*Task prompt*: Look through the lines and report how many include the word "sensor", giving nothing but the number.
# START OF Supplied entries
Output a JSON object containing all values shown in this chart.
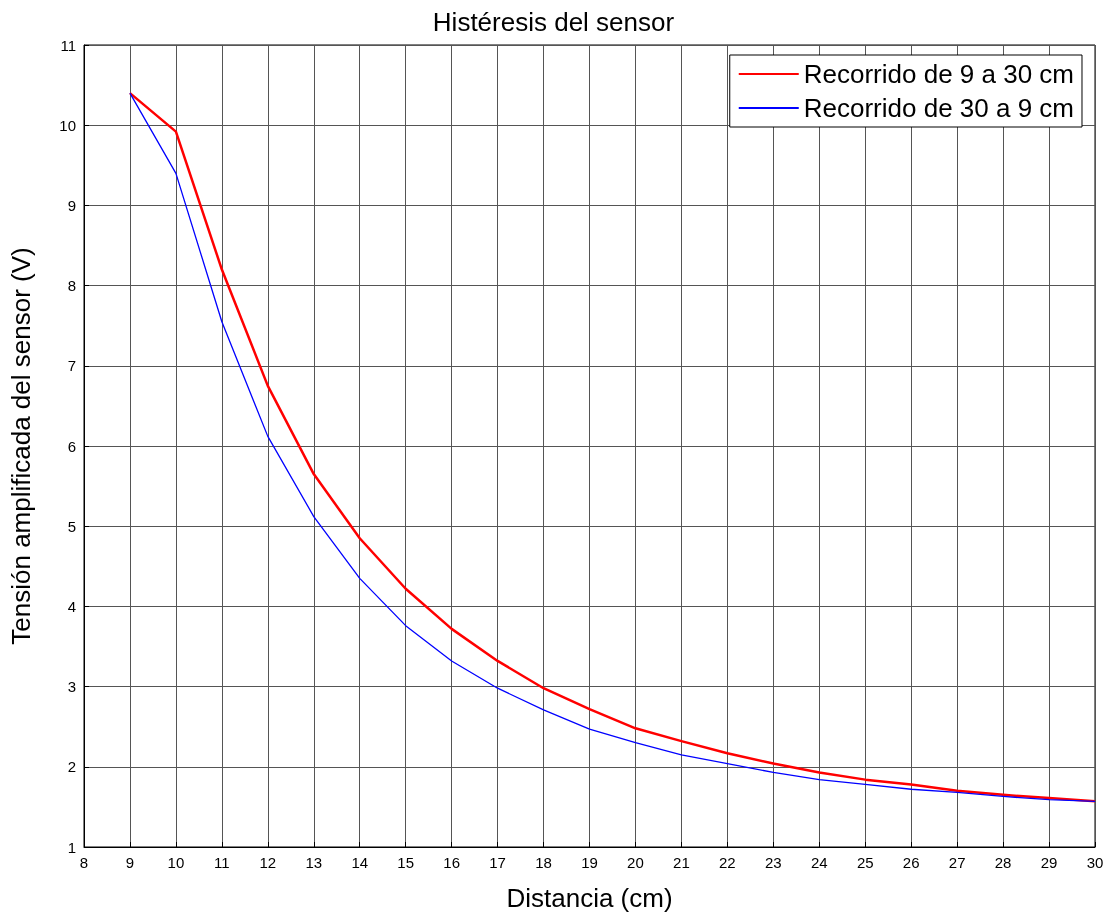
{
  "chart_data": {
    "type": "line",
    "title": "Histéresis del sensor",
    "xlabel": "Distancia (cm)",
    "ylabel": "Tensión amplificada del sensor (V)",
    "x": [
      9,
      10,
      11,
      12,
      13,
      14,
      15,
      16,
      17,
      18,
      19,
      20,
      21,
      22,
      23,
      24,
      25,
      26,
      27,
      28,
      29,
      30
    ],
    "series": [
      {
        "name": "Recorrido de 9 a 30 cm",
        "color": "#ff0000",
        "values": [
          10.4,
          9.92,
          8.2,
          6.75,
          5.65,
          4.85,
          4.22,
          3.72,
          3.32,
          2.98,
          2.72,
          2.48,
          2.32,
          2.17,
          2.04,
          1.93,
          1.84,
          1.78,
          1.7,
          1.65,
          1.61,
          1.57
        ]
      },
      {
        "name": "Recorrido de 30 a 9 cm",
        "color": "#0000ff",
        "values": [
          10.4,
          9.4,
          7.55,
          6.12,
          5.12,
          4.35,
          3.76,
          3.32,
          2.98,
          2.71,
          2.47,
          2.3,
          2.15,
          2.04,
          1.93,
          1.84,
          1.78,
          1.72,
          1.68,
          1.63,
          1.59,
          1.57
        ]
      }
    ],
    "xlim": [
      8,
      30
    ],
    "xticks": [
      8,
      9,
      10,
      11,
      12,
      13,
      14,
      15,
      16,
      17,
      18,
      19,
      20,
      21,
      22,
      23,
      24,
      25,
      26,
      27,
      28,
      29,
      30
    ],
    "ylim": [
      1,
      11
    ],
    "yticks": [
      1,
      2,
      3,
      4,
      5,
      6,
      7,
      8,
      9,
      10,
      11
    ],
    "grid": true,
    "legend": "top right",
    "marker": "none",
    "line_style": "solid"
  }
}
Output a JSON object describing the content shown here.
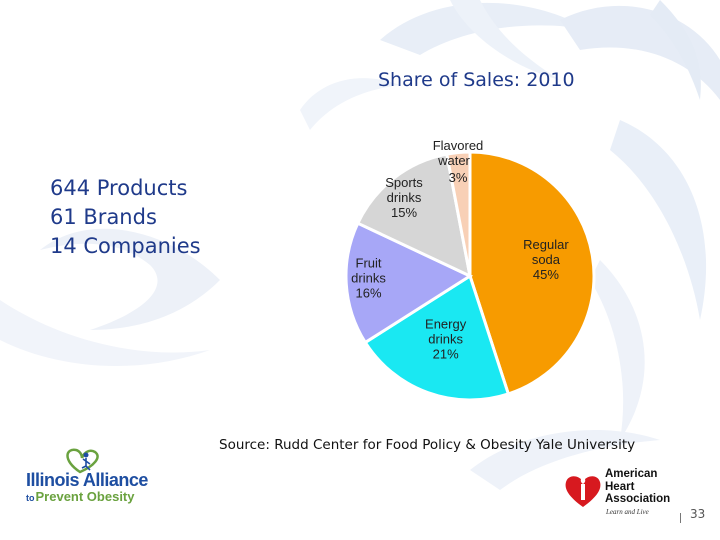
{
  "slide": {
    "title": "Share of Sales: 2010",
    "stats": [
      "644 Products",
      "61 Brands",
      "14 Companies"
    ],
    "source": "Source:  Rudd Center for Food Policy & Obesity Yale University",
    "page_number": "33"
  },
  "logos": {
    "alliance": {
      "line1": "Illinois Alliance",
      "to": "to",
      "line2": "Prevent Obesity"
    },
    "aha": {
      "lines": [
        "American",
        "Heart",
        "Association"
      ],
      "tagline": "Learn and Live"
    }
  },
  "chart_data": {
    "type": "pie",
    "title": "Share of Sales: 2010",
    "slices": [
      {
        "name_lines": [
          "Regular",
          "soda"
        ],
        "pct_label": "45%",
        "value": 45,
        "color": "#f79b00"
      },
      {
        "name_lines": [
          "Energy",
          "drinks"
        ],
        "pct_label": "21%",
        "value": 21,
        "color": "#1ae8f2"
      },
      {
        "name_lines": [
          "Fruit",
          "drinks"
        ],
        "pct_label": "16%",
        "value": 16,
        "color": "#a7a7f7"
      },
      {
        "name_lines": [
          "Sports",
          "drinks"
        ],
        "pct_label": "15%",
        "value": 15,
        "color": "#d6d6d6"
      },
      {
        "name_lines": [
          "Flavored",
          "water"
        ],
        "pct_label": "3%",
        "value": 3,
        "color": "#f8d0b6"
      }
    ]
  }
}
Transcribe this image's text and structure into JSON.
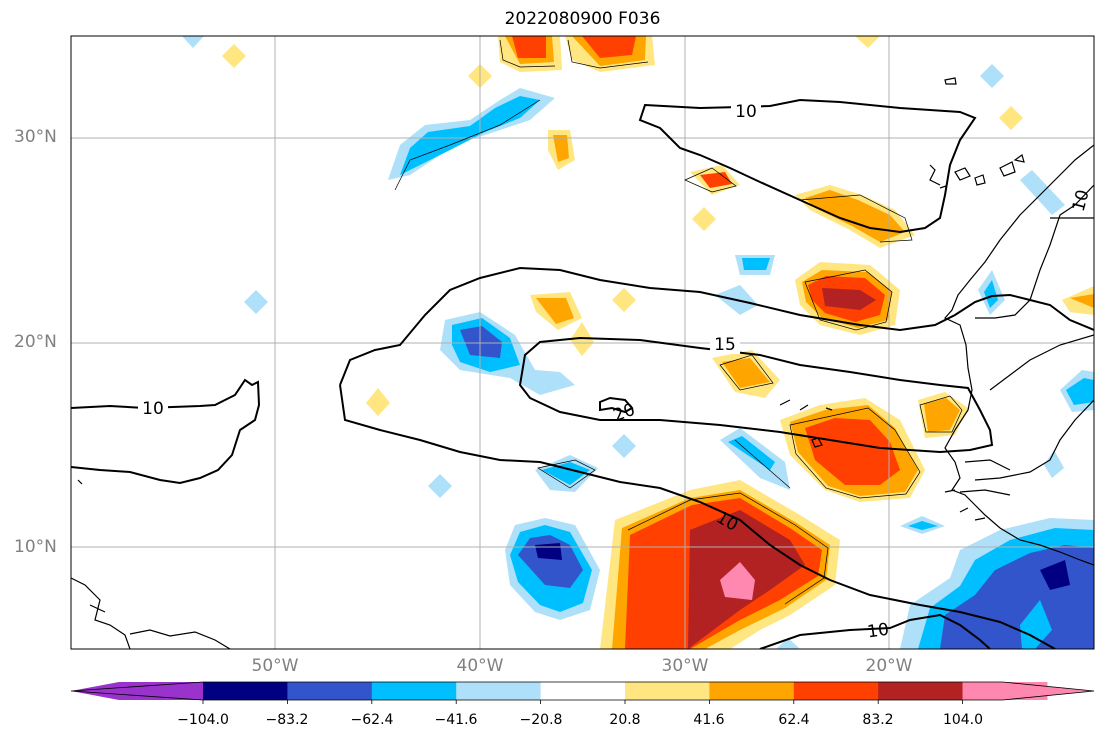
{
  "title": "2022080900 F036",
  "lat_labels": [
    "30°N",
    "20°N",
    "10°N"
  ],
  "lon_labels": [
    "50°W",
    "40°W",
    "30°W",
    "20°W"
  ],
  "contour_labels": [
    "10",
    "15",
    "20",
    "10",
    "10",
    "10"
  ],
  "colorbar": {
    "ticks": [
      "−104.0",
      "−83.2",
      "−62.4",
      "−41.6",
      "−20.8",
      "20.8",
      "41.6",
      "62.4",
      "83.2",
      "104.0"
    ],
    "colors": [
      "#9933cc",
      "#000080",
      "#3355cc",
      "#00bfff",
      "#aee0fa",
      "#ffffff",
      "#ffe680",
      "#ffa500",
      "#ff4000",
      "#b22222",
      "#ff88b0",
      "#ff88b0"
    ]
  },
  "colors": {
    "frame": "#000000",
    "grid": "#b0b0b0",
    "label_gray": "#808080"
  }
}
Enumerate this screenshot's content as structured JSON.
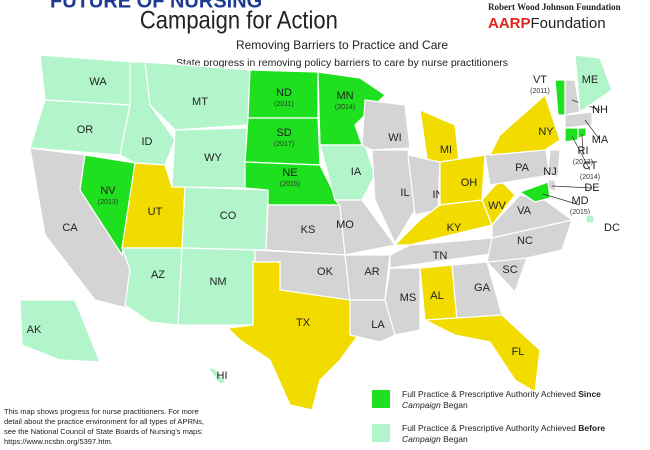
{
  "header": {
    "kicker": "FUTURE OF NURSING",
    "title": "Campaign for Action",
    "sponsor_1": "Robert Wood Johnson Foundation",
    "sponsor_2_mark": "AARP",
    "sponsor_2_name": "Foundation",
    "subtitle": "Removing Barriers to Practice and Care",
    "description": "State progress in removing policy barriers to care by nurse practitioners"
  },
  "states": [
    {
      "label": "WA",
      "color": "#b3f5cb"
    },
    {
      "label": "OR",
      "color": "#b3f5cb"
    },
    {
      "label": "CA",
      "color": "#d4d4d4"
    },
    {
      "label": "NV",
      "year": "(2013)",
      "color": "#1ee01e"
    },
    {
      "label": "ID",
      "color": "#b3f5cb"
    },
    {
      "label": "MT",
      "color": "#b3f5cb"
    },
    {
      "label": "WY",
      "color": "#b3f5cb"
    },
    {
      "label": "UT",
      "color": "#f2dc00"
    },
    {
      "label": "CO",
      "color": "#b3f5cb"
    },
    {
      "label": "AZ",
      "color": "#b3f5cb"
    },
    {
      "label": "NM",
      "color": "#b3f5cb"
    },
    {
      "label": "ND",
      "year": "(2011)",
      "color": "#1ee01e"
    },
    {
      "label": "SD",
      "year": "(2017)",
      "color": "#1ee01e"
    },
    {
      "label": "NE",
      "year": "(2015)",
      "color": "#1ee01e"
    },
    {
      "label": "KS",
      "color": "#d4d4d4"
    },
    {
      "label": "OK",
      "color": "#d4d4d4"
    },
    {
      "label": "TX",
      "color": "#f2dc00"
    },
    {
      "label": "MN",
      "year": "(2014)",
      "color": "#1ee01e"
    },
    {
      "label": "IA",
      "color": "#b3f5cb"
    },
    {
      "label": "MO",
      "color": "#d4d4d4"
    },
    {
      "label": "AR",
      "color": "#d4d4d4"
    },
    {
      "label": "LA",
      "color": "#d4d4d4"
    },
    {
      "label": "WI",
      "color": "#d4d4d4"
    },
    {
      "label": "IL",
      "color": "#d4d4d4"
    },
    {
      "label": "MI",
      "color": "#f2dc00"
    },
    {
      "label": "IN",
      "color": "#d4d4d4"
    },
    {
      "label": "OH",
      "color": "#f2dc00"
    },
    {
      "label": "KY",
      "color": "#f2dc00"
    },
    {
      "label": "TN",
      "color": "#d4d4d4"
    },
    {
      "label": "MS",
      "color": "#d4d4d4"
    },
    {
      "label": "AL",
      "color": "#f2dc00"
    },
    {
      "label": "GA",
      "color": "#d4d4d4"
    },
    {
      "label": "FL",
      "color": "#f2dc00"
    },
    {
      "label": "SC",
      "color": "#d4d4d4"
    },
    {
      "label": "NC",
      "color": "#d4d4d4"
    },
    {
      "label": "VA",
      "color": "#d4d4d4"
    },
    {
      "label": "WV",
      "color": "#f2dc00"
    },
    {
      "label": "PA",
      "color": "#d4d4d4"
    },
    {
      "label": "NY",
      "color": "#f2dc00"
    },
    {
      "label": "VT",
      "year": "(2011)",
      "color": "#1ee01e"
    },
    {
      "label": "NH",
      "color": "#d4d4d4"
    },
    {
      "label": "ME",
      "color": "#b3f5cb"
    },
    {
      "label": "MA",
      "color": "#d4d4d4"
    },
    {
      "label": "CT",
      "year": "(2014)",
      "color": "#1ee01e"
    },
    {
      "label": "RI",
      "year": "(2013)",
      "color": "#1ee01e"
    },
    {
      "label": "NJ",
      "color": "#d4d4d4"
    },
    {
      "label": "DE",
      "color": "#d4d4d4"
    },
    {
      "label": "MD",
      "year": "(2015)",
      "color": "#1ee01e"
    },
    {
      "label": "DC",
      "color": "#b3f5cb"
    },
    {
      "label": "AK",
      "color": "#b3f5cb"
    },
    {
      "label": "HI",
      "color": "#b3f5cb"
    }
  ],
  "note": [
    "This map shows progress for nurse practitioners. For more",
    "detail about the practice environment for all types of APRNs,",
    "see the National Council of State Boards of Nursing's maps:",
    "https://www.ncsbn.org/5397.htm."
  ],
  "legend": [
    {
      "color": "#1ee01e",
      "line_1": [
        "Full Practice & Prescriptive Authority Achieved ",
        "Since"
      ],
      "line_2": [
        "Campaign",
        " Began"
      ]
    },
    {
      "color": "#b3f5cb",
      "line_1": [
        "Full Practice & Prescriptive Authority Achieved ",
        "Before"
      ],
      "line_2": [
        "Campaign",
        " Began"
      ]
    }
  ]
}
# END OF Supplied entries
*The output*: 2